CHALLENGE 1:
Restate word for word everything in the column on data strategy from "Take, for example, data" down to "rather than improved.".
▬▬▬▬▬▬▬▬▬▬
By Larissa Moss
When I signed up for a bi-monthly column with EIMI, I was asked to provide a name for my column. Based on my background I thought of names like Method Madness, pointing to my affinity for methodologies; XS: Extreme Scoping, exposing my keenness for XP (extreme programming) methods; Enterprise Information Architecture, affirming my dedication to data and information; and Data Warehousing on Steroids, reflecting my career path. But as I was tossing around these names, I realized that, no matter what topic I will write about, there is one underlying theme I want to emphasize: We need to getBack to Basics.
Take, for example, data strategy. The topic is almost as old as our profession itself. Yet, it is amazing how many companies, young and old, have no cohesive, enforceable data strategy. These companies get involved with data warehousing, business intelligence, customer relationship management, master data management, and other new technology initiatives without the framework of a data strategy. Years into their efforts, many business executives are still frustrated over their inability to trust their company’s data. They have spent millions of dollars on new technologies and “silver bullet” solutions, only to find that the state of their data assets has in many cases deteriorated rather than improved.
▬▬▬▬▬▬▬▬▬▬
CHALLENGE 2:
Quote everything in the records from their first line down to the line containing "series-0-point — [346, 110, 352, 117]", including both of those lines.
▬▬▬▬▬▬▬▬▬▬
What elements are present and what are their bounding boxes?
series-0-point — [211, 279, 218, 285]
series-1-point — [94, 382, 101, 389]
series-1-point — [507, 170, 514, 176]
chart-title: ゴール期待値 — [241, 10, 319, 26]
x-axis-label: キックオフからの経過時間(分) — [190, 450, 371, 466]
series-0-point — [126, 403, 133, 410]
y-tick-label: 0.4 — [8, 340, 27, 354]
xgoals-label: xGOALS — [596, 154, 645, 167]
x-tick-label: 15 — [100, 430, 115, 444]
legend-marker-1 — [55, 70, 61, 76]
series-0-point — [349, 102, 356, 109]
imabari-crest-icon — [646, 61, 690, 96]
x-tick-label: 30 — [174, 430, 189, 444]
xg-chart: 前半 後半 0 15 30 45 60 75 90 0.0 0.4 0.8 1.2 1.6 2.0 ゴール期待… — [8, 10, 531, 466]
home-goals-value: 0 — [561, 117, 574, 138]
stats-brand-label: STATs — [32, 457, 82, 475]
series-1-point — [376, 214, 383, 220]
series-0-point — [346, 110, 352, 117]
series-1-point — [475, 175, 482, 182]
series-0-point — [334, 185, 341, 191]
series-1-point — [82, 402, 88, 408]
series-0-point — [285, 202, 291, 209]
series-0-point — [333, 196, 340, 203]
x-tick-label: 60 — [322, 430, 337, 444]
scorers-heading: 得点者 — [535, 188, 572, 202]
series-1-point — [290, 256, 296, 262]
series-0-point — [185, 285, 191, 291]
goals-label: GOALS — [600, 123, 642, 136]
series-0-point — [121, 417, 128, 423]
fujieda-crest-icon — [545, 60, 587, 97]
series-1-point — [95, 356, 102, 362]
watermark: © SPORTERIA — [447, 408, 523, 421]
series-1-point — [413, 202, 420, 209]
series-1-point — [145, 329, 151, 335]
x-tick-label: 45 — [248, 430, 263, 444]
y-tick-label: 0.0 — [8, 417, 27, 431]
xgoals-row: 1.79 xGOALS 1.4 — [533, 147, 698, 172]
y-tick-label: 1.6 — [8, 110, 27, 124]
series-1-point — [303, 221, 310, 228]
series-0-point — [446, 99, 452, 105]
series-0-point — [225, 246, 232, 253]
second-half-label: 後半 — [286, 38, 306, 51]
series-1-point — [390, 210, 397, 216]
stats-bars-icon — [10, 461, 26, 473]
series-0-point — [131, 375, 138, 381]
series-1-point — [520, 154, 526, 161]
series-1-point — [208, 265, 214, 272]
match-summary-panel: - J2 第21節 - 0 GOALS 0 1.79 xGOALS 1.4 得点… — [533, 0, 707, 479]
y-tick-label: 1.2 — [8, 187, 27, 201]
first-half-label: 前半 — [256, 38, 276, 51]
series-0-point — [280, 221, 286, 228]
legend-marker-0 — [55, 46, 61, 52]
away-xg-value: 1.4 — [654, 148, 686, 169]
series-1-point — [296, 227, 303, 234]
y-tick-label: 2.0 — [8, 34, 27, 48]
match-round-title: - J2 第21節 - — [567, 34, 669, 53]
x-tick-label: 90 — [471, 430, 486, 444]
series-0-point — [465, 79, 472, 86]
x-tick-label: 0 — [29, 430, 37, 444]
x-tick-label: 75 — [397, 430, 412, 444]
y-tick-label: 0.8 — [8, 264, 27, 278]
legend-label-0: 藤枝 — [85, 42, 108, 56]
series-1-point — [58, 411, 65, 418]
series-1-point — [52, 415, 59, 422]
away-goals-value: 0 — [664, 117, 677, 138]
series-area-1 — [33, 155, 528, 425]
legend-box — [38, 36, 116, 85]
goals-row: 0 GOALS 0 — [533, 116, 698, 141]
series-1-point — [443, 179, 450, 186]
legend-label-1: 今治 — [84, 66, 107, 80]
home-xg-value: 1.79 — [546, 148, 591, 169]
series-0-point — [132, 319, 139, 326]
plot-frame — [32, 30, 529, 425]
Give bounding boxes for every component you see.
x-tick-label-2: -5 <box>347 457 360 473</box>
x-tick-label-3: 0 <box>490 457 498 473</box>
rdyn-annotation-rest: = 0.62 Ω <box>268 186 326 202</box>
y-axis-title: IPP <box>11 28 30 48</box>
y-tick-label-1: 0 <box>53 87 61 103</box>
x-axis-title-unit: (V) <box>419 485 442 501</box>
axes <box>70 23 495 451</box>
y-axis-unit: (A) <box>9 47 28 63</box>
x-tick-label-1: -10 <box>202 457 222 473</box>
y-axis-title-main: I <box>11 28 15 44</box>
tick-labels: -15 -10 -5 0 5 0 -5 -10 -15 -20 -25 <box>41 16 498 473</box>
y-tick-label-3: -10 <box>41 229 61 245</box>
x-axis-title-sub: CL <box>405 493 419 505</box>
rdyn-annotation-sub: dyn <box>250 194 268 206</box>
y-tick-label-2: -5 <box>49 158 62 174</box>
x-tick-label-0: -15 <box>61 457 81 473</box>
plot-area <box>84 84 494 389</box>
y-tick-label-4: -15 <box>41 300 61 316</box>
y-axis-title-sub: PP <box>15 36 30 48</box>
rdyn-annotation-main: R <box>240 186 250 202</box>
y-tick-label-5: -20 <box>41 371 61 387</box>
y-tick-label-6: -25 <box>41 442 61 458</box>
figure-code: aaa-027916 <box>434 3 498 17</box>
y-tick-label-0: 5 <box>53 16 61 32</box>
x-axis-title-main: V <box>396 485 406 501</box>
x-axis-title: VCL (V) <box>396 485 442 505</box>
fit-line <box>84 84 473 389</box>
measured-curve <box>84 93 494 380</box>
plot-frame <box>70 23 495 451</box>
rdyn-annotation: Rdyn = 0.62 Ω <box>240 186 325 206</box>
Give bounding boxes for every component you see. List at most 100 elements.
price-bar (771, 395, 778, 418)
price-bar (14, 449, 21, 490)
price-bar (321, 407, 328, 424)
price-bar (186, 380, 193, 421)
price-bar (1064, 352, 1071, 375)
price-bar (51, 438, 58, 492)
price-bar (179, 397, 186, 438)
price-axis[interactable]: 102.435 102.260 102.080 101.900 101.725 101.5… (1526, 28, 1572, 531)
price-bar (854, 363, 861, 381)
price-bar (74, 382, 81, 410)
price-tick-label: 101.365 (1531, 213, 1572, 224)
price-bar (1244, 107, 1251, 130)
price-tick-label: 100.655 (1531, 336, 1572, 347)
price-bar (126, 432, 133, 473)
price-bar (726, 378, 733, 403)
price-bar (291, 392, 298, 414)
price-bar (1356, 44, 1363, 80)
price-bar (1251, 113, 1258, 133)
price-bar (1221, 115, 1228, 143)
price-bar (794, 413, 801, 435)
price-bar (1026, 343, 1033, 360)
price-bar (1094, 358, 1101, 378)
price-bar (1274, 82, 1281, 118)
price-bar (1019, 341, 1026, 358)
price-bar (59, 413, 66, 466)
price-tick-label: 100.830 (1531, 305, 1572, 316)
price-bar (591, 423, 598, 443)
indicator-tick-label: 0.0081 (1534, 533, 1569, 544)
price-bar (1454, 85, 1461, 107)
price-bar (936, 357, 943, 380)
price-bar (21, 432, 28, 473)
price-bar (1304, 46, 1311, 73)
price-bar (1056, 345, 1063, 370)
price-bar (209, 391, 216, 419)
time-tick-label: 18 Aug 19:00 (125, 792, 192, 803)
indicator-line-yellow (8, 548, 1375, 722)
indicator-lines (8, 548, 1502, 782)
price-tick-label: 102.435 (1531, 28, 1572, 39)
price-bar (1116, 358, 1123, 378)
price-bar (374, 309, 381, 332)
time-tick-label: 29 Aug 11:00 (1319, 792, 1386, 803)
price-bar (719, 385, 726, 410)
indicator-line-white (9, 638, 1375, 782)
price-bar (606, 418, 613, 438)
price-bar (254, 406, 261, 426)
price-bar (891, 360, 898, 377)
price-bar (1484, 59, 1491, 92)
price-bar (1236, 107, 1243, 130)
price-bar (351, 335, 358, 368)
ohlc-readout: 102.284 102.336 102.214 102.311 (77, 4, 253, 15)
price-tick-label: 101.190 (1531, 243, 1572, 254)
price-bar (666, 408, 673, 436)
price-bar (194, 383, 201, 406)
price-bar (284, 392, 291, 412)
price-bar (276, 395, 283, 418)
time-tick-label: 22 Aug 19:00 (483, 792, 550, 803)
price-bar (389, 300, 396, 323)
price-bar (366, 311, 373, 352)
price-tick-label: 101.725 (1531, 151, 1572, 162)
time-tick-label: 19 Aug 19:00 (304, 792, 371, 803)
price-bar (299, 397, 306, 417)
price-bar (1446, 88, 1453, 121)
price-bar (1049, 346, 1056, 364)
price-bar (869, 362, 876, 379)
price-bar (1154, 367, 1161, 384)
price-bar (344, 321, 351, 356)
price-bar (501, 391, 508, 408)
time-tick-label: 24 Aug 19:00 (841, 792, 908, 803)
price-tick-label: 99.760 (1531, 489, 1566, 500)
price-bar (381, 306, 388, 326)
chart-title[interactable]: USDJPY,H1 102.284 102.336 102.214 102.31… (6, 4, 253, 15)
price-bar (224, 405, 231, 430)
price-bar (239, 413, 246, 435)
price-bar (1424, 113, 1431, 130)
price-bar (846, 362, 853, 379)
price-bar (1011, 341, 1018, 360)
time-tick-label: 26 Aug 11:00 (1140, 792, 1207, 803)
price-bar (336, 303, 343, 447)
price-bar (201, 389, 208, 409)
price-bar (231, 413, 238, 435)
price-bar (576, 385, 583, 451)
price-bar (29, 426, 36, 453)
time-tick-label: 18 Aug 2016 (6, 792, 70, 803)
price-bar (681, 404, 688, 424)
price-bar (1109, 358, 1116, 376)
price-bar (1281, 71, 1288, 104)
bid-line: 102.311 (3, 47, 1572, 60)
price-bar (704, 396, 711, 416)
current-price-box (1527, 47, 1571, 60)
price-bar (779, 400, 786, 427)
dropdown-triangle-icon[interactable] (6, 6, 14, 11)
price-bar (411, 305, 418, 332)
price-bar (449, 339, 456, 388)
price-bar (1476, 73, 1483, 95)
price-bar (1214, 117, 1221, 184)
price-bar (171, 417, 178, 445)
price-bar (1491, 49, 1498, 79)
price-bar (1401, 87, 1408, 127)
▬▬▬▬▬▬▬▬▬▬
FINISHED ANSWER 1:
Take, for example, data strategy. The topic is almost as old as our profession itself. Yet, it is amazing how many companies, young and old, have no cohesive, enforceable data strategy. These companies get involved with data warehousing, business intelligence, customer relationship management, master data management, and other new technology initiatives without the framework of a data strategy. Years into their efforts, many business executives are still frustrated over their inability to trust their company’s data. They have spent millions of dollars on new technologies and “silver bullet” solutions, only to find that the state of their data assets has in many cases deteriorated rather than improved.

FINISHED ANSWER 2:
What elements are present and what are their bounding boxes?
series-0-point — [211, 279, 218, 285]
series-1-point — [94, 382, 101, 389]
series-1-point — [507, 170, 514, 176]
chart-title: ゴール期待値 — [241, 10, 319, 26]
x-axis-label: キックオフからの経過時間(分) — [190, 450, 371, 466]
series-0-point — [126, 403, 133, 410]
y-tick-label: 0.4 — [8, 340, 27, 354]
xgoals-label: xGOALS — [596, 154, 645, 167]
x-tick-label: 15 — [100, 430, 115, 444]
legend-marker-1 — [55, 70, 61, 76]
series-0-point — [349, 102, 356, 109]
imabari-crest-icon — [646, 61, 690, 96]
x-tick-label: 30 — [174, 430, 189, 444]
xg-chart: 前半 後半 0 15 30 45 60 75 90 0.0 0.4 0.8 1.2 1.6 2.0 ゴール期待… — [8, 10, 531, 466]
home-goals-value: 0 — [561, 117, 574, 138]
stats-brand-label: STATs — [32, 457, 82, 475]
series-1-point — [376, 214, 383, 220]
series-0-point — [346, 110, 352, 117]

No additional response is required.